- [Task to carry out]:
Each entry that follows must be output without any deviation.

===== Data shown =====

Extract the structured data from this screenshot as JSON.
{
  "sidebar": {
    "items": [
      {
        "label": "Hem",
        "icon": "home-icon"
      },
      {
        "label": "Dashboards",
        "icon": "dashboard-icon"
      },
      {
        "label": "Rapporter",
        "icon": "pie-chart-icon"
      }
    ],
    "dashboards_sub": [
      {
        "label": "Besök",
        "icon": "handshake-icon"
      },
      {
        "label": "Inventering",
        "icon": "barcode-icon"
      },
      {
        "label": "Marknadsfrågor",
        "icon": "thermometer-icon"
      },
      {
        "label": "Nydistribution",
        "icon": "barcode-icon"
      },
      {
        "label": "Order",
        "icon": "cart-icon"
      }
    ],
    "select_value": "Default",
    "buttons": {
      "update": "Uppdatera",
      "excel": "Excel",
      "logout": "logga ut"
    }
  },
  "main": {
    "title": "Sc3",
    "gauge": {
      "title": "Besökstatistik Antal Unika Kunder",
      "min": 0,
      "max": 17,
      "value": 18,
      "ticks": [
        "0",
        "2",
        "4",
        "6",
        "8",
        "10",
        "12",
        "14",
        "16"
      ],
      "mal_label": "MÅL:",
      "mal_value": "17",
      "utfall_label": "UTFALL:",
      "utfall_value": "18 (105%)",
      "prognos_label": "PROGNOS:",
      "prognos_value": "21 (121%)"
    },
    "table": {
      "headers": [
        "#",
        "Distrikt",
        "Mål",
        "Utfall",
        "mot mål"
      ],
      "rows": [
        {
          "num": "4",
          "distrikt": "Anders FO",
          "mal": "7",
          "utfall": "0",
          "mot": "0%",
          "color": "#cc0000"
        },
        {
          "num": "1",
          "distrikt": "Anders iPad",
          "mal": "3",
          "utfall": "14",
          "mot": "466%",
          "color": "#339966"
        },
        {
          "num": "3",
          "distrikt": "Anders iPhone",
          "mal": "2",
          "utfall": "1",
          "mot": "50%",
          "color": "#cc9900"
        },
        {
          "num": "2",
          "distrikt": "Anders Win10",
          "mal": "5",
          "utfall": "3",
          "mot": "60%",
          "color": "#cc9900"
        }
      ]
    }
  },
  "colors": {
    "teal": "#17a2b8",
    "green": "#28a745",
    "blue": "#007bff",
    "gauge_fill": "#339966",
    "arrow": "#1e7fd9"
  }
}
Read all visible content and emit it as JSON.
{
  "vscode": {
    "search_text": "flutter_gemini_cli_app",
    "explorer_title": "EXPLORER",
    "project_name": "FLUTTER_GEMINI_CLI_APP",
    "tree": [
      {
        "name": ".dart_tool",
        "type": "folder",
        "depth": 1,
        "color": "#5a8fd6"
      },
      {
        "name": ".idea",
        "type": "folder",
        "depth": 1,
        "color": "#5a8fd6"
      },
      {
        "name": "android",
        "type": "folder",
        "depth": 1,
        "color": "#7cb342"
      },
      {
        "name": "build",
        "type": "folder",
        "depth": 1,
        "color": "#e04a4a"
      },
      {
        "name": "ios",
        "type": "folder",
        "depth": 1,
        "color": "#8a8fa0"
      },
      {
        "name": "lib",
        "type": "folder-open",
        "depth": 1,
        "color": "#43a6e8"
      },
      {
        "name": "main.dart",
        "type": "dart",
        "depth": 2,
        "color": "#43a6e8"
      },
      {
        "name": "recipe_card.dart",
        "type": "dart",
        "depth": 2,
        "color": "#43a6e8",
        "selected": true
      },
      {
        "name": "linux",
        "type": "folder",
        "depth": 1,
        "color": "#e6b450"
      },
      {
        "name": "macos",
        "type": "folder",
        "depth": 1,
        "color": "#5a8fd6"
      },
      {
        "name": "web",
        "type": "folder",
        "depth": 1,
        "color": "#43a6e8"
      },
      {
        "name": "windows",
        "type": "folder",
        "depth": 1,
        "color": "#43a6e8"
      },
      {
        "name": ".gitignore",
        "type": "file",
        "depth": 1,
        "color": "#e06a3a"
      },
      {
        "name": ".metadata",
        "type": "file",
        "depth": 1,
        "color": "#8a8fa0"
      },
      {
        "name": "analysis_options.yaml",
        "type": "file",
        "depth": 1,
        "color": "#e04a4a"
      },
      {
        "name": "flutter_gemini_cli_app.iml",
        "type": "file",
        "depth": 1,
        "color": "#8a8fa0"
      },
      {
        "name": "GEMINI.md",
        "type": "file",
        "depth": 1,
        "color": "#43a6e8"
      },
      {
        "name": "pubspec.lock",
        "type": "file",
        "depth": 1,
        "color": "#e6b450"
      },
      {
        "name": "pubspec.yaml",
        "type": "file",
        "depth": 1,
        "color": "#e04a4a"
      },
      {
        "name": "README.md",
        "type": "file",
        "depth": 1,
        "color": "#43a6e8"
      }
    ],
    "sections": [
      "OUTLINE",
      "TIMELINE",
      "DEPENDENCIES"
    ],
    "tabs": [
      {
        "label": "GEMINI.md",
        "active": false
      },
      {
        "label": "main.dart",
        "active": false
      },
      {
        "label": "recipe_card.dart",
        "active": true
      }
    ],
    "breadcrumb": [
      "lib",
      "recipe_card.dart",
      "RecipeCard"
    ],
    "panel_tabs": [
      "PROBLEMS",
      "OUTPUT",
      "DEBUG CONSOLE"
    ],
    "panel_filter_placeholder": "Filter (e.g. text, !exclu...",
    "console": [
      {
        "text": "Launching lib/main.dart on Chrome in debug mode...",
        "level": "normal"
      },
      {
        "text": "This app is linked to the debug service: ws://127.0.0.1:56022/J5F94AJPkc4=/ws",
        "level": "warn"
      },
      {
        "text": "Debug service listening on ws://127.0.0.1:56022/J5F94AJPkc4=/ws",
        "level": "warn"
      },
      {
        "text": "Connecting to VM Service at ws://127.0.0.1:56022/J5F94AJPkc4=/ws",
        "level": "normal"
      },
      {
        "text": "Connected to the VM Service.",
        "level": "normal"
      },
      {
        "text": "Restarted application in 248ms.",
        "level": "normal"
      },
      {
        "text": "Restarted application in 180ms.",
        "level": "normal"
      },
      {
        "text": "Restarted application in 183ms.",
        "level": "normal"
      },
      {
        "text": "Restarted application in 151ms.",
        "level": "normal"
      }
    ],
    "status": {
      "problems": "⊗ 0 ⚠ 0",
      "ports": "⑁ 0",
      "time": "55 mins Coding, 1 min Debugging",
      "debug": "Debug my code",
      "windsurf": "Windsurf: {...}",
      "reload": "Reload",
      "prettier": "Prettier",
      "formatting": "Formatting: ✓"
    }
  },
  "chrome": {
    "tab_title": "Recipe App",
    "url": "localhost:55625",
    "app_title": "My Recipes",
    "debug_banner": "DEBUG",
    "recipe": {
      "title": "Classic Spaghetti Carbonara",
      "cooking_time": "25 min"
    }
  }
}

=====

- [In response]:
Extract the structured data from this screenshot as JSON.
{
  "sidebar": {
    "items": [
      {
        "label": "Hem",
        "icon": "home-icon"
      },
      {
        "label": "Dashboards",
        "icon": "dashboard-icon"
      },
      {
        "label": "Rapporter",
        "icon": "pie-chart-icon"
      }
    ],
    "dashboards_sub": [
      {
        "label": "Besök",
        "icon": "handshake-icon"
      },
      {
        "label": "Inventering",
        "icon": "barcode-icon"
      },
      {
        "label": "Marknadsfrågor",
        "icon": "thermometer-icon"
      },
      {
        "label": "Nydistribution",
        "icon": "barcode-icon"
      },
      {
        "label": "Order",
        "icon": "cart-icon"
      }
    ],
    "select_value": "Default",
    "buttons": {
      "update": "Uppdatera",
      "excel": "Excel",
      "logout": "logga ut"
    }
  },
  "main": {
    "title": "Sc3",
    "gauge": {
      "title": "Besökstatistik Antal Unika Kunder",
      "min": 0,
      "max": 17,
      "value": 18,
      "ticks": [
        "0",
        "2",
        "4",
        "6",
        "8",
        "10",
        "12",
        "14",
        "16"
      ],
      "mal_label": "MÅL:",
      "mal_value": "17",
      "utfall_label": "UTFALL:",
      "utfall_value": "18 (105%)",
      "prognos_label": "PROGNOS:",
      "prognos_value": "21 (121%)"
    },
    "table": {
      "headers": [
        "#",
        "Distrikt",
        "Mål",
        "Utfall",
        "mot mål"
      ],
      "rows": [
        {
          "num": "4",
          "distrikt": "Anders FO",
          "mal": "7",
          "utfall": "0",
          "mot": "0%",
          "color": "#cc0000"
        },
        {
          "num": "1",
          "distrikt": "Anders iPad",
          "mal": "3",
          "utfall": "14",
          "mot": "466%",
          "color": "#339966"
        },
        {
          "num": "3",
          "distrikt": "Anders iPhone",
          "mal": "2",
          "utfall": "1",
          "mot": "50%",
          "color": "#cc9900"
        },
        {
          "num": "2",
          "distrikt": "Anders Win10",
          "mal": "5",
          "utfall": "3",
          "mot": "60%",
          "color": "#cc9900"
        }
      ]
    }
  },
  "colors": {
    "teal": "#17a2b8",
    "green": "#28a745",
    "blue": "#007bff",
    "gauge_fill": "#339966",
    "arrow": "#1e7fd9"
  }
}
Read all visible content and emit it as JSON.
{
  "vscode": {
    "search_text": "flutter_gemini_cli_app",
    "explorer_title": "EXPLORER",
    "project_name": "FLUTTER_GEMINI_CLI_APP",
    "tree": [
      {
        "name": ".dart_tool",
        "type": "folder",
        "depth": 1,
        "color": "#5a8fd6"
      },
      {
        "name": ".idea",
        "type": "folder",
        "depth": 1,
        "color": "#5a8fd6"
      },
      {
        "name": "android",
        "type": "folder",
        "depth": 1,
        "color": "#7cb342"
      },
      {
        "name": "build",
        "type": "folder",
        "depth": 1,
        "color": "#e04a4a"
      },
      {
        "name": "ios",
        "type": "folder",
        "depth": 1,
        "color": "#8a8fa0"
      },
      {
        "name": "lib",
        "type": "folder-open",
        "depth": 1,
        "color": "#43a6e8"
      },
      {
        "name": "main.dart",
        "type": "dart",
        "depth": 2,
        "color": "#43a6e8"
      },
      {
        "name": "recipe_card.dart",
        "type": "dart",
        "depth": 2,
        "color": "#43a6e8",
        "selected": true
      },
      {
        "name": "linux",
        "type": "folder",
        "depth": 1,
        "color": "#e6b450"
      },
      {
        "name": "macos",
        "type": "folder",
        "depth": 1,
        "color": "#5a8fd6"
      },
      {
        "name": "web",
        "type": "folder",
        "depth": 1,
        "color": "#43a6e8"
      },
      {
        "name": "windows",
        "type": "folder",
        "depth": 1,
        "color": "#43a6e8"
      },
      {
        "name": ".gitignore",
        "type": "file",
        "depth": 1,
        "color": "#e06a3a"
      },
      {
        "name": ".metadata",
        "type": "file",
        "depth": 1,
        "color": "#8a8fa0"
      },
      {
        "name": "analysis_options.yaml",
        "type": "file",
        "depth": 1,
        "color": "#e04a4a"
      },
      {
        "name": "flutter_gemini_cli_app.iml",
        "type": "file",
        "depth": 1,
        "color": "#8a8fa0"
      },
      {
        "name": "GEMINI.md",
        "type": "file",
        "depth": 1,
        "color": "#43a6e8"
      },
      {
        "name": "pubspec.lock",
        "type": "file",
        "depth": 1,
        "color": "#e6b450"
      },
      {
        "name": "pubspec.yaml",
        "type": "file",
        "depth": 1,
        "color": "#e04a4a"
      },
      {
        "name": "README.md",
        "type": "file",
        "depth": 1,
        "color": "#43a6e8"
      }
    ],
    "sections": [
      "OUTLINE",
      "TIMELINE",
      "DEPENDENCIES"
    ],
    "tabs": [
      {
        "label": "GEMINI.md",
        "active": false
      },
      {
        "label": "main.dart",
        "active": false
      },
      {
        "label": "recipe_card.dart",
        "active": true
      }
    ],
    "breadcrumb": [
      "lib",
      "recipe_card.dart",
      "RecipeCard"
    ],
    "panel_tabs": [
      "PROBLEMS",
      "OUTPUT",
      "DEBUG CONSOLE"
    ],
    "panel_filter_placeholder": "Filter (e.g. text, !exclu...",
    "console": [
      {
        "text": "Launching lib/main.dart on Chrome in debug mode...",
        "level": "normal"
      },
      {
        "text": "This app is linked to the debug service: ws://127.0.0.1:56022/J5F94AJPkc4=/ws",
        "level": "warn"
      },
      {
        "text": "Debug service listening on ws://127.0.0.1:56022/J5F94AJPkc4=/ws",
        "level": "warn"
      },
      {
        "text": "Connecting to VM Service at ws://127.0.0.1:56022/J5F94AJPkc4=/ws",
        "level": "normal"
      },
      {
        "text": "Connected to the VM Service.",
        "level": "normal"
      },
      {
        "text": "Restarted application in 248ms.",
        "level": "normal"
      },
      {
        "text": "Restarted application in 180ms.",
        "level": "normal"
      },
      {
        "text": "Restarted application in 183ms.",
        "level": "normal"
      },
      {
        "text": "Restarted application in 151ms.",
        "level": "normal"
      }
    ],
    "status": {
      "problems": "⊗ 0 ⚠ 0",
      "ports": "⑁ 0",
      "time": "55 mins Coding, 1 min Debugging",
      "debug": "Debug my code",
      "windsurf": "Windsurf: {...}",
      "reload": "Reload",
      "prettier": "Prettier",
      "formatting": "Formatting: ✓"
    }
  },
  "chrome": {
    "tab_title": "Recipe App",
    "url": "localhost:55625",
    "app_title": "My Recipes",
    "debug_banner": "DEBUG",
    "recipe": {
      "title": "Classic Spaghetti Carbonara",
      "cooking_time": "25 min"
    }
  }
}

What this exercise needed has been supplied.